# WORK TO DO
In the text about the police officer below, condense the paragraph beginning "Jesse’s experience with these hurtful interactions" into a brief bulleted list that retains its main facts.

# TEXT
_ _ _ _

Growing up, Jesse was taught by his parents to respect the local Police Officers they’d pass by on the street. That respect grew to admiration as TV shows like SWAT and Adam 12 enhanced his perception of the officers protecting his city. “That’s what I wanted,” Jesse explained, “and that’s what the majority of cops want as they enter the force: to do good, to be the heros we grew up thinking so highly of.”
Jesse and his wife sat down with the video crew from Eastside Christian Church, for what resulted in quite an emotionally jarring interview as they opened up about their personal experience of being a part of the Police Force.
What Jesse began to witness over the years of his career was the amount of respect issued to cops drop drastically since his childhood, explaining that “people say things with the intention of hurting us, saying we’re low educated or make a low salary. Things that are just plain hurtful.” It was an honor to accept his badge, Jesse described with tears in his eyes, “getting that badge pinned on was a great privilege, so when people say you’re a bad person, you don’t care about people, it hurts.”
Jesse’s experience with these hurtful interactions started at the beginning of his career as an officer for Los Angeles city while the riots were underway. “It wasn’t just typical objects that were thrown at us, it was human feces, human urine that was being flung in our direction. I was spat on for the first time. Having someone spit in your face, there’s nothing more vile than that.” Jesse seemed to recount the traumatic interaction as if the memory was yesterday.
The attention was turned to Jesse’s wife at this time when she was asked to delve into what it was like to be married to a Police Officer; to which she responded simply at first, “hard,” she said with a meek smile. With pride in her voice she continued: “Just to see what he sacrifices each day to offer his help to people that may or may not understand that sacrifice, it’s hard.” As Jesse works evenings and is out protecting his city, what comes with that, his wife vocalized, is bouts of loneliness. Jesse interjected to say that those nights away also mean not getting to be her protector.

_ _ _ _

# GIVEN RECORDS
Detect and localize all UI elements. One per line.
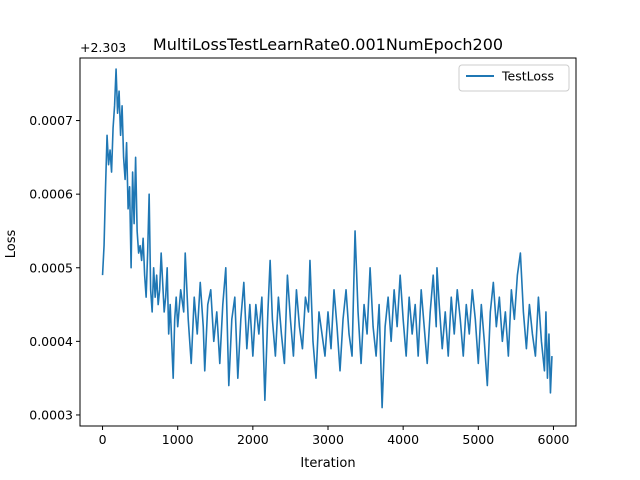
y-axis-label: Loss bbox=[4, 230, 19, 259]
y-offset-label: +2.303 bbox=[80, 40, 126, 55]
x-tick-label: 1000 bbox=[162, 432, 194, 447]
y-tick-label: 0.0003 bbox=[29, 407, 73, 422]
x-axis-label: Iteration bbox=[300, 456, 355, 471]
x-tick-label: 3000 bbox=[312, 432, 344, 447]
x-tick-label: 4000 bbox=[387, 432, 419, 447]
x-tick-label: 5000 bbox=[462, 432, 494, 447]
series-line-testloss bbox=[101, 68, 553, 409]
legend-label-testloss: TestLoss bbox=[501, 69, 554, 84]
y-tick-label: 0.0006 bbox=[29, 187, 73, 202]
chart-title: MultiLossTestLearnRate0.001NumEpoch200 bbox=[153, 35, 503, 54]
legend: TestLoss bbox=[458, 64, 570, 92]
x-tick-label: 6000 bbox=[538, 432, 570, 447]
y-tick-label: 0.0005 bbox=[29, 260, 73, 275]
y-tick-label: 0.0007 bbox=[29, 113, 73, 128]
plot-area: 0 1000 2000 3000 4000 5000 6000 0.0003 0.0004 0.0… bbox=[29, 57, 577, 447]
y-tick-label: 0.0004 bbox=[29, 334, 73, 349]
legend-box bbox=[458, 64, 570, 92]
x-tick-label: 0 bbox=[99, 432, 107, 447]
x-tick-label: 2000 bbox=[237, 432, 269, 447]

_ _ _ _

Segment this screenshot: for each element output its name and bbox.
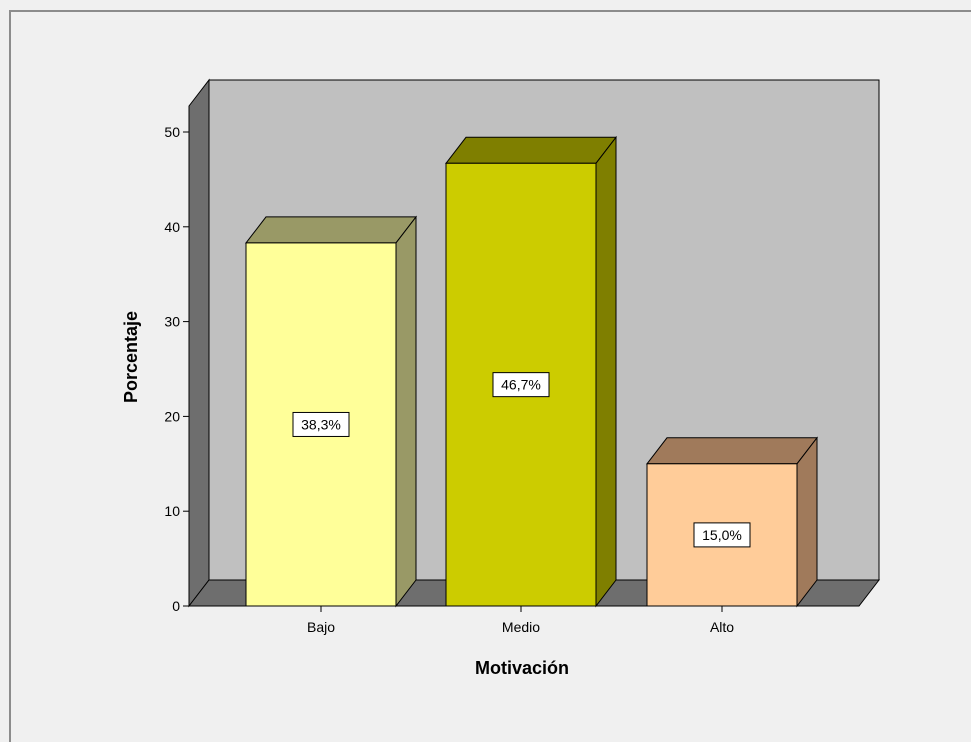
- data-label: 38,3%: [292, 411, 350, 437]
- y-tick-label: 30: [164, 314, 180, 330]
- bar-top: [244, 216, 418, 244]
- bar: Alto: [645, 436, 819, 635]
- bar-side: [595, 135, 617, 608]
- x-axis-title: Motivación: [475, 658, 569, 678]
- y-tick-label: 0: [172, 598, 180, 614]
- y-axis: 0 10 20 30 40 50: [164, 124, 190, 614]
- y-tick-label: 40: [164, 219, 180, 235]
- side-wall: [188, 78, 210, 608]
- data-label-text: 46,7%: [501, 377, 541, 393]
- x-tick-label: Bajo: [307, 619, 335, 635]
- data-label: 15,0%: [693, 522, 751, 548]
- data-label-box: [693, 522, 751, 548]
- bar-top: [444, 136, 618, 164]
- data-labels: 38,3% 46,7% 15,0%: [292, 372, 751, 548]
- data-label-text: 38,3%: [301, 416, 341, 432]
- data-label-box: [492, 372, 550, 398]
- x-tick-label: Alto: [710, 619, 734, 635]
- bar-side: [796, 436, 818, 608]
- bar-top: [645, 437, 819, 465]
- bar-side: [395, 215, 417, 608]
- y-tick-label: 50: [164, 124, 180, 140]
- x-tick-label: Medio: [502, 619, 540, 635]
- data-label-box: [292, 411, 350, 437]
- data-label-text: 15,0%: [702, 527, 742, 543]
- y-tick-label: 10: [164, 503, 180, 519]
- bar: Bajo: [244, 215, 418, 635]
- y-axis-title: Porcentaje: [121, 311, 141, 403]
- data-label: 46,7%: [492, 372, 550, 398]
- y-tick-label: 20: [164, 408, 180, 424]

_ _ _ _

# REPLY TO THE TASK
- Jesse's hurtful interactions began at the start of his career as a Los Angeles city officer, while the riots were underway.
- Besides typical objects, human feces and human urine were flung at the officers.
- He was spat on for the first time, which he described as the most vile experience.
- He seemed to recount the traumatic interaction as if it had happened yesterday.